What is asked -
Copy out all the lines in the records that include the word "положений".

=== Material provided ===

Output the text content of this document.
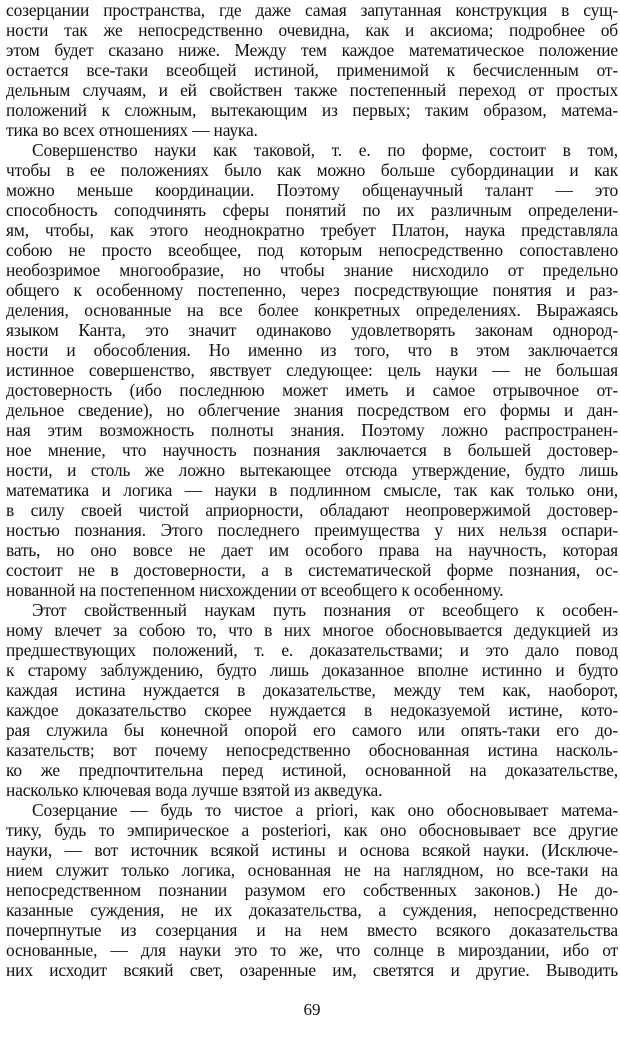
созерцании пространства, где даже самая запутанная конструкция в сущ-
ности так же непосредственно очевидна, как и аксиома; подробнее об
этом будет сказано ниже. Между тем каждое математическое положение
остается все-таки всеобщей истиной, применимой к бесчисленным от-
дельным случаям, и ей свойствен также постепенный переход от простых
положений к сложным, вытекающим из первых; таким образом, матема-
тика во всех отношениях — наука.
Совершенство науки как таковой, т. е. по форме, состоит в том,
чтобы в ее положениях было как можно больше субординации и как
можно меньше координации. Поэтому общенаучный талант — это
способность соподчинять сферы понятий по их различным определени-
ям, чтобы, как этого неоднократно требует Платон, наука представляла
собою не просто всеобщее, под которым непосредственно сопоставлено
необозримое многообразие, но чтобы знание нисходило от предельно
общего к особенному постепенно, через посредствующие понятия и раз-
деления, основанные на все более конкретных определениях. Выражаясь
языком Канта, это значит одинаково удовлетворять законам однород-
ности и обособления. Но именно из того, что в этом заключается
истинное совершенство, явствует следующее: цель науки — не большая
достоверность (ибо последнюю может иметь и самое отрывочное от-
дельное сведение), но облегчение знания посредством его формы и дан-
ная этим возможность полноты знания. Поэтому ложно распространен-
ное мнение, что научность познания заключается в большей достовер-
ности, и столь же ложно вытекающее отсюда утверждение, будто лишь
математика и логика — науки в подлинном смысле, так как только они,
в силу своей чистой априорности, обладают неопровержимой достовер-
ностью познания. Этого последнего преимущества у них нельзя оспари-
вать, но оно вовсе не дает им особого права на научность, которая
состоит не в достоверности, а в систематической форме познания, ос-
нованной на постепенном нисхождении от всеобщего к особенному.
Этот свойственный наукам путь познания от всеобщего к особен-
ному влечет за собою то, что в них многое обосновывается дедукцией из
предшествующих положений, т. е. доказательствами; и это дало повод
к старому заблуждению, будто лишь доказанное вполне истинно и будто
каждая истина нуждается в доказательстве, между тем как, наоборот,
каждое доказательство скорее нуждается в недоказуемой истине, кото-
рая служила бы конечной опорой его самого или опять-таки его до-
казательств; вот почему непосредственно обоснованная истина насколь-
ко же предпочтительна перед истиной, основанной на доказательстве,
насколько ключевая вода лучше взятой из акведука.
Созерцание — будь то чистое a priori, как оно обосновывает матема-
тику, будь то эмпирическое a posteriori, как оно обосновывает все другие
науки, — вот источник всякой истины и основа всякой науки. (Исключе-
нием служит только логика, основанная не на наглядном, но все-таки на
непосредственном познании разумом его собственных законов.) Не до-
казанные суждения, не их доказательства, а суждения, непосредственно
почерпнутые из созерцания и на нем вместо всякого доказательства
основанные, — для науки это то же, что солнце в мироздании, ибо от
них исходит всякий свет, озаренные им, светятся и другие. Выводить
69
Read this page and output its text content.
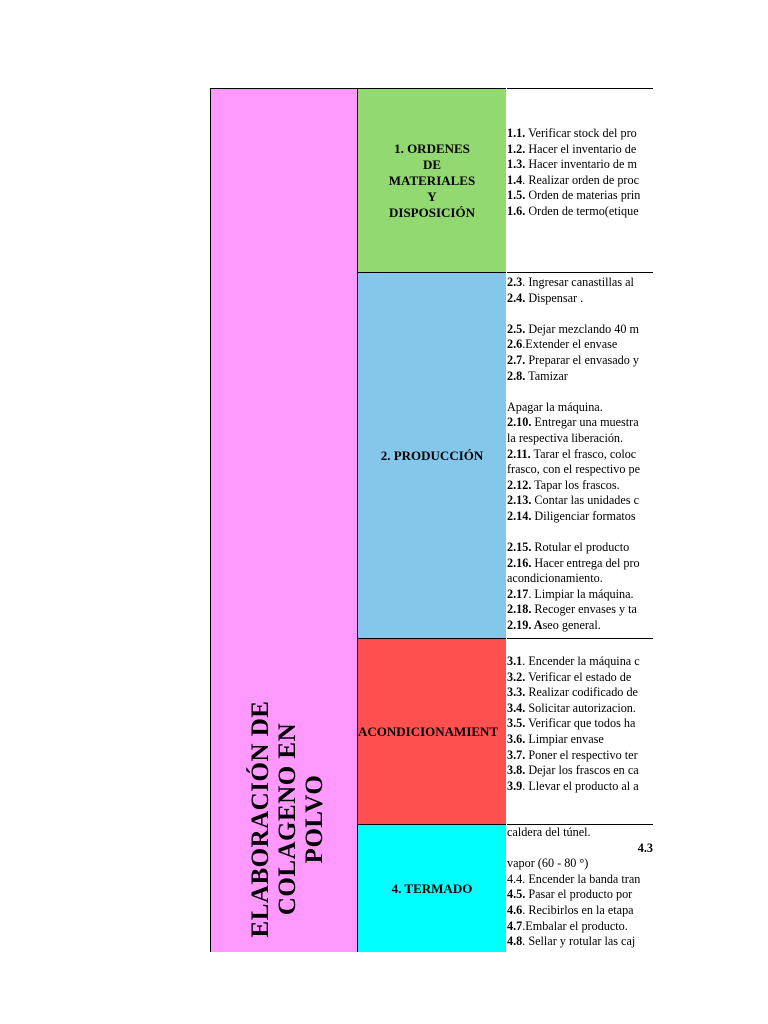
ELABORACIÓN DE COLAGENO EN POLVO
1. ORDENES
DE
MATERIALES
Y
DISPOSICIÓN
2. PRODUCCIÓN
ACONDICIONAMIENT
4. TERMADO
1.1. Verificar stock del pro
1.2. Hacer el inventario de
1.3. Hacer inventario de m
1.4. Realizar orden de proc
1.5. Orden de materias prin
1.6. Orden de termo(etique
2.3. Ingresar canastillas al
2.4. Dispensar .
2.5. Dejar mezclando 40 m
2.6.Extender el envase
2.7. Preparar el envasado y
2.8. Tamizar
Apagar la máquina.
2.10. Entregar una muestra
la respectiva liberación.
2.11. Tarar el frasco, coloc
frasco, con el respectivo pe
2.12. Tapar los frascos.
2.13. Contar las unidades c
2.14. Diligenciar formatos
2.15. Rotular el producto
2.16. Hacer entrega del pro
acondicionamiento.
2.17. Limpiar la máquina.
2.18. Recoger envases y ta
2.19. Aseo general.
3.1. Encender la máquina c
3.2. Verificar el estado de
3.3. Realizar codificado de
3.4. Solicitar autorizacion.
3.5. Verificar que todos ha
3.6. Limpiar envase
3.7. Poner el respectivo ter
3.8. Dejar los frascos en ca
3.9. Llevar el producto al a
caldera del túnel.
4.3
vapor (60 - 80 °)
4.4. Encender la banda tran
4.5. Pasar el producto por
4.6. Recibirlos en la etapa
4.7.Embalar el producto.
4.8. Sellar y rotular las caj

===

Answer to this task -
положений к сложным, вытекающим из первых; таким образом, матема-
предшествующих положений, т. е. доказательствами; и это дало повод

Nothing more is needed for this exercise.